## Problem statement
Output all the material that follows, exactly as given.

(Saved entries)
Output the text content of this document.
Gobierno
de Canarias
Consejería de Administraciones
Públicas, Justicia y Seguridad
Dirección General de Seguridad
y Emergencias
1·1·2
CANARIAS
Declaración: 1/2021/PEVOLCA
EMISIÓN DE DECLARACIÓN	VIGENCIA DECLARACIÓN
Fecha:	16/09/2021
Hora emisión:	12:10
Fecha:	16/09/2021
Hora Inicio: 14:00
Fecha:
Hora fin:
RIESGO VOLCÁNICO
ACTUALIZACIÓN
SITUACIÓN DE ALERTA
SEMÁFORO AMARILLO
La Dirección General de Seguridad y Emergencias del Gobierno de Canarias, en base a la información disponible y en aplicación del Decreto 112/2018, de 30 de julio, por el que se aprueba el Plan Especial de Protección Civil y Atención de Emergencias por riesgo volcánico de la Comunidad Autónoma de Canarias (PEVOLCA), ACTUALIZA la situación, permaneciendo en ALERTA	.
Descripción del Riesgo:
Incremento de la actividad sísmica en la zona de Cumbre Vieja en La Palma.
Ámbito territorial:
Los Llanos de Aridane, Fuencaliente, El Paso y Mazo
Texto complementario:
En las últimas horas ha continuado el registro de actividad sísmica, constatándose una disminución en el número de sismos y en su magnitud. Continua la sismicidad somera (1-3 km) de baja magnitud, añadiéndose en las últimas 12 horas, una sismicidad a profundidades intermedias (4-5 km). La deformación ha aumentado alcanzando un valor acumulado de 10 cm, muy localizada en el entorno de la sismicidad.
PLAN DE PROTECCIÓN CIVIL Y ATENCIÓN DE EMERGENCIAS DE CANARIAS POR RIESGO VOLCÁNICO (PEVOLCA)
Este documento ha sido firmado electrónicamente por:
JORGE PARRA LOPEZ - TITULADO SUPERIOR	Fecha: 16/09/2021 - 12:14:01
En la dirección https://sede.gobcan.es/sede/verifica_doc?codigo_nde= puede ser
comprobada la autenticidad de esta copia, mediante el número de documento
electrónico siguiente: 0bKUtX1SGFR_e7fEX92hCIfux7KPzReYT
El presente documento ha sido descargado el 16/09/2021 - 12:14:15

## Correct output
Output the text content of this document.
Gobierno
de Canarias
Consejería de Administraciones
Públicas, Justicia y Seguridad
Dirección General de Seguridad
y Emergencias
1·1·2
CANARIAS
Declaración: 1/2021/PEVOLCA
EMISIÓN DE DECLARACIÓN	VIGENCIA DECLARACIÓN
Fecha:	16/09/2021
Hora emisión:	12:10
Fecha:	16/09/2021
Hora Inicio: 14:00
Fecha:
Hora fin:
RIESGO VOLCÁNICO
ACTUALIZACIÓN
SITUACIÓN DE ALERTA
SEMÁFORO AMARILLO
La Dirección General de Seguridad y Emergencias del Gobierno de Canarias, en base a la información disponible y en aplicación del Decreto 112/2018, de 30 de julio, por el que se aprueba el Plan Especial de Protección Civil y Atención de Emergencias por riesgo volcánico de la Comunidad Autónoma de Canarias (PEVOLCA), ACTUALIZA la situación, permaneciendo en ALERTA	.
Descripción del Riesgo:
Incremento de la actividad sísmica en la zona de Cumbre Vieja en La Palma.
Ámbito territorial:
Los Llanos de Aridane, Fuencaliente, El Paso y Mazo
Texto complementario:
En las últimas horas ha continuado el registro de actividad sísmica, constatándose una disminución en el número de sismos y en su magnitud. Continua la sismicidad somera (1-3 km) de baja magnitud, añadiéndose en las últimas 12 horas, una sismicidad a profundidades intermedias (4-5 km). La deformación ha aumentado alcanzando un valor acumulado de 10 cm, muy localizada en el entorno de la sismicidad.
PLAN DE PROTECCIÓN CIVIL Y ATENCIÓN DE EMERGENCIAS DE CANARIAS POR RIESGO VOLCÁNICO (PEVOLCA)
Este documento ha sido firmado electrónicamente por:
JORGE PARRA LOPEZ - TITULADO SUPERIOR	Fecha: 16/09/2021 - 12:14:01
En la dirección https://sede.gobcan.es/sede/verifica_doc?codigo_nde= puede ser
comprobada la autenticidad de esta copia, mediante el número de documento
electrónico siguiente: 0bKUtX1SGFR_e7fEX92hCIfux7KPzReYT
El presente documento ha sido descargado el 16/09/2021 - 12:14:15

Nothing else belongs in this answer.